──────── Dataset records
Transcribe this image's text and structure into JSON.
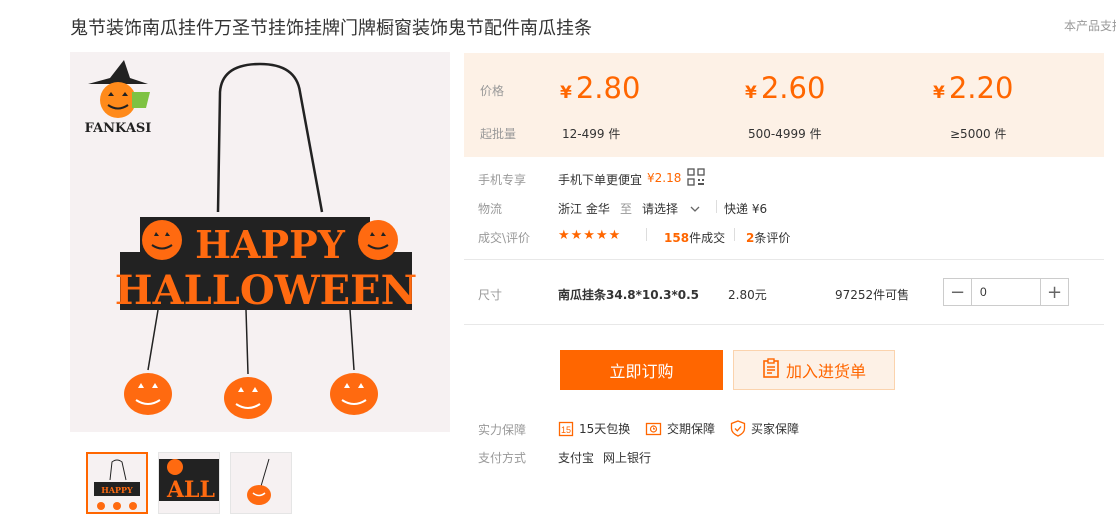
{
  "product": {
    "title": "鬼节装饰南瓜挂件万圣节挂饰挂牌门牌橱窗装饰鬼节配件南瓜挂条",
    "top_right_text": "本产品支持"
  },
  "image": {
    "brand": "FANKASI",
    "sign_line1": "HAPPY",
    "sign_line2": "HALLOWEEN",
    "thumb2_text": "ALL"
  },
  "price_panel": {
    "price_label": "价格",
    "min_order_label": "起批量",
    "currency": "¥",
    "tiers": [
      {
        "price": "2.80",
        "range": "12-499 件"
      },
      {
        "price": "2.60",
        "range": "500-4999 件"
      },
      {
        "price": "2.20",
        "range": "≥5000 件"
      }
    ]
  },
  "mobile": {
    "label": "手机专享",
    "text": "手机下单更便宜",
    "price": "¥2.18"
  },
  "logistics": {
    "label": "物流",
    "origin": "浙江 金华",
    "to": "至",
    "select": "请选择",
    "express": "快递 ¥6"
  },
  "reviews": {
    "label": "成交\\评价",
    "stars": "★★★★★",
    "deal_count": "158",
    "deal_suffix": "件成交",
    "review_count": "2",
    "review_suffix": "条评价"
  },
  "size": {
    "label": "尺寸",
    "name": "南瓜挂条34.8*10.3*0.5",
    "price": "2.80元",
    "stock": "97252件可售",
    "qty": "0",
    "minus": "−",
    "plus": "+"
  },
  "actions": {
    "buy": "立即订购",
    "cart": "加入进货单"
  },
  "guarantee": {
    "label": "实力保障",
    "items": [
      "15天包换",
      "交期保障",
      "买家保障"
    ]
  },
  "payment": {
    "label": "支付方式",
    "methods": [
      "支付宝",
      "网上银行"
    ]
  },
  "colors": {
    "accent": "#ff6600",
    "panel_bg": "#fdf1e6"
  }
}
────────────────
──────── Dataset records
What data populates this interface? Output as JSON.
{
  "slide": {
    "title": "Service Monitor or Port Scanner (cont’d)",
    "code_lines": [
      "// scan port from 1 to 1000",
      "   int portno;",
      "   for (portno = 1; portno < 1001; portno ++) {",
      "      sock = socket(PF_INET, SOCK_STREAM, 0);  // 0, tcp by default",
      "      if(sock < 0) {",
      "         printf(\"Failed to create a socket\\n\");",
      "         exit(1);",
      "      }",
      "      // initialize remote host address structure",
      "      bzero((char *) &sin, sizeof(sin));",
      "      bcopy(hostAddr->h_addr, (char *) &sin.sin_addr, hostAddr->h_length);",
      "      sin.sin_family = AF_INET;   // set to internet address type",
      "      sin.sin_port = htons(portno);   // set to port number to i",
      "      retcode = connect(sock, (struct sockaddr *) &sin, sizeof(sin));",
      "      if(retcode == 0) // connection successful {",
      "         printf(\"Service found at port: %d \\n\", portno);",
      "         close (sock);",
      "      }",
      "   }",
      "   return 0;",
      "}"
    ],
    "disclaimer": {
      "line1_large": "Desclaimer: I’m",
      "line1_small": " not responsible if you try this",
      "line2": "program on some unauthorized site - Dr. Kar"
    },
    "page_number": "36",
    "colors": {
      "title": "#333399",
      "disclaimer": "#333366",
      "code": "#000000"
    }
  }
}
────────────────
Objective: In the listing, find all lines with the string "retcode" and copy them.

Problem solution:
      "      retcode = connect(sock, (struct sockaddr *) &sin, sizeof(sin));",
      "      if(retcode == 0) // connection successful {",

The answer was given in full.